Your instructions - Drop all images and give the records again exactly.

Recorded information -
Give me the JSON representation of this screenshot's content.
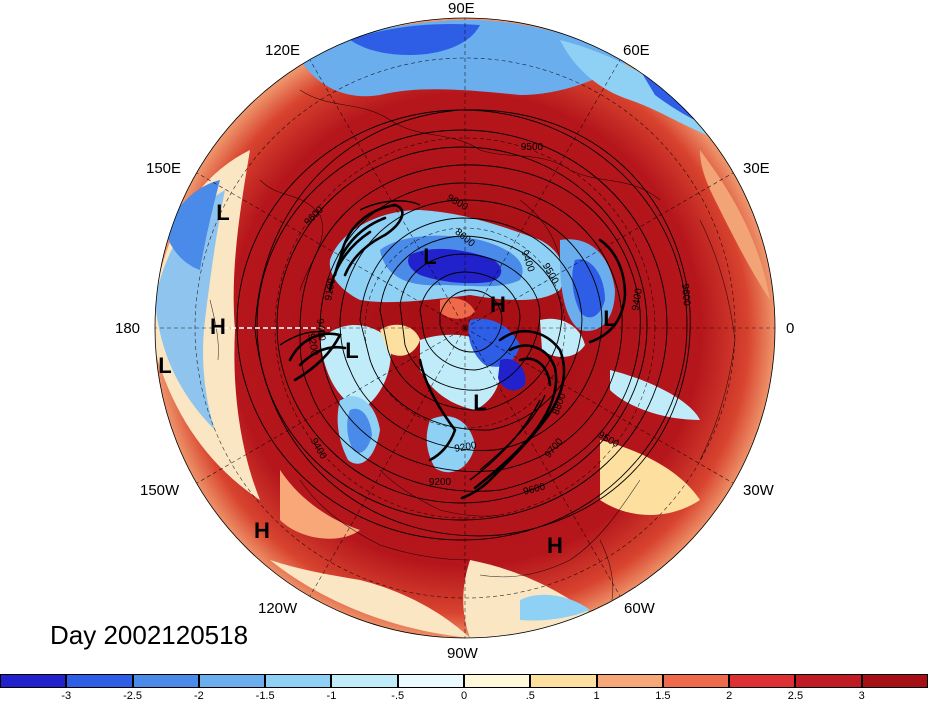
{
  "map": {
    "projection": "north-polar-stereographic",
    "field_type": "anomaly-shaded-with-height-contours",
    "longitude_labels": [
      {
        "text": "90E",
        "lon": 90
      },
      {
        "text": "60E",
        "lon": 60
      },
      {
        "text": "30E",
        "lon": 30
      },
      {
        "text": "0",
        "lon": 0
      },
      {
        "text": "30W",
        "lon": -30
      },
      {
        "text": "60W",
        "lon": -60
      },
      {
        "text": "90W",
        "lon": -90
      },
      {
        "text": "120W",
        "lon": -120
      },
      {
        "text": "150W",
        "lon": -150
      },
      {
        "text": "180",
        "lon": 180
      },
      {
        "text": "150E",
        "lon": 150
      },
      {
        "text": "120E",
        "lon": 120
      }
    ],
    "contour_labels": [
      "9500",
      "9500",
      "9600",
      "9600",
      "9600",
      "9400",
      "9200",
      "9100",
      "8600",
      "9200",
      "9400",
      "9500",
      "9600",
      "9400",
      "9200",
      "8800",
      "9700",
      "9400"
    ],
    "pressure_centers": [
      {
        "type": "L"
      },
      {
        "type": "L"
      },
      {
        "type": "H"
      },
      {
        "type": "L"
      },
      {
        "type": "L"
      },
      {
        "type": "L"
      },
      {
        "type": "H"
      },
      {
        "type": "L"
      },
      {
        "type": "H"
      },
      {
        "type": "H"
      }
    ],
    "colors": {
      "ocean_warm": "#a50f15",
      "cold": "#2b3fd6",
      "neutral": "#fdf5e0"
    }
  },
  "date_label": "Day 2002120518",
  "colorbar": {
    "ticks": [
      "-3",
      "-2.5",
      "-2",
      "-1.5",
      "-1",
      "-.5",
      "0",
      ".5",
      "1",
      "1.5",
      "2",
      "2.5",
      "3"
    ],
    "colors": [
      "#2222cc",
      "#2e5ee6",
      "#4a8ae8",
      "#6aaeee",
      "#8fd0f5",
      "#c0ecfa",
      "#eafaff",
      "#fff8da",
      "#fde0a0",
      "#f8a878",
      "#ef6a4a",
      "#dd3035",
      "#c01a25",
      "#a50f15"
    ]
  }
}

Response to this exercise -
Give me the JSON representation of this screenshot's content.
{
  "map": {
    "projection": "north-polar-stereographic",
    "field_type": "anomaly-shaded-with-height-contours",
    "longitude_labels": [
      {
        "text": "90E",
        "lon": 90
      },
      {
        "text": "60E",
        "lon": 60
      },
      {
        "text": "30E",
        "lon": 30
      },
      {
        "text": "0",
        "lon": 0
      },
      {
        "text": "30W",
        "lon": -30
      },
      {
        "text": "60W",
        "lon": -60
      },
      {
        "text": "90W",
        "lon": -90
      },
      {
        "text": "120W",
        "lon": -120
      },
      {
        "text": "150W",
        "lon": -150
      },
      {
        "text": "180",
        "lon": 180
      },
      {
        "text": "150E",
        "lon": 150
      },
      {
        "text": "120E",
        "lon": 120
      }
    ],
    "contour_labels": [
      "9500",
      "9500",
      "9600",
      "9600",
      "9600",
      "9400",
      "9200",
      "9100",
      "8600",
      "9200",
      "9400",
      "9500",
      "9600",
      "9400",
      "9200",
      "8800",
      "9700",
      "9400"
    ],
    "pressure_centers": [
      {
        "type": "L"
      },
      {
        "type": "L"
      },
      {
        "type": "H"
      },
      {
        "type": "L"
      },
      {
        "type": "L"
      },
      {
        "type": "L"
      },
      {
        "type": "H"
      },
      {
        "type": "L"
      },
      {
        "type": "H"
      },
      {
        "type": "H"
      }
    ],
    "colors": {
      "ocean_warm": "#a50f15",
      "cold": "#2b3fd6",
      "neutral": "#fdf5e0"
    }
  },
  "date_label": "Day 2002120518",
  "colorbar": {
    "ticks": [
      "-3",
      "-2.5",
      "-2",
      "-1.5",
      "-1",
      "-.5",
      "0",
      ".5",
      "1",
      "1.5",
      "2",
      "2.5",
      "3"
    ],
    "colors": [
      "#2222cc",
      "#2e5ee6",
      "#4a8ae8",
      "#6aaeee",
      "#8fd0f5",
      "#c0ecfa",
      "#eafaff",
      "#fff8da",
      "#fde0a0",
      "#f8a878",
      "#ef6a4a",
      "#dd3035",
      "#c01a25",
      "#a50f15"
    ]
  }
}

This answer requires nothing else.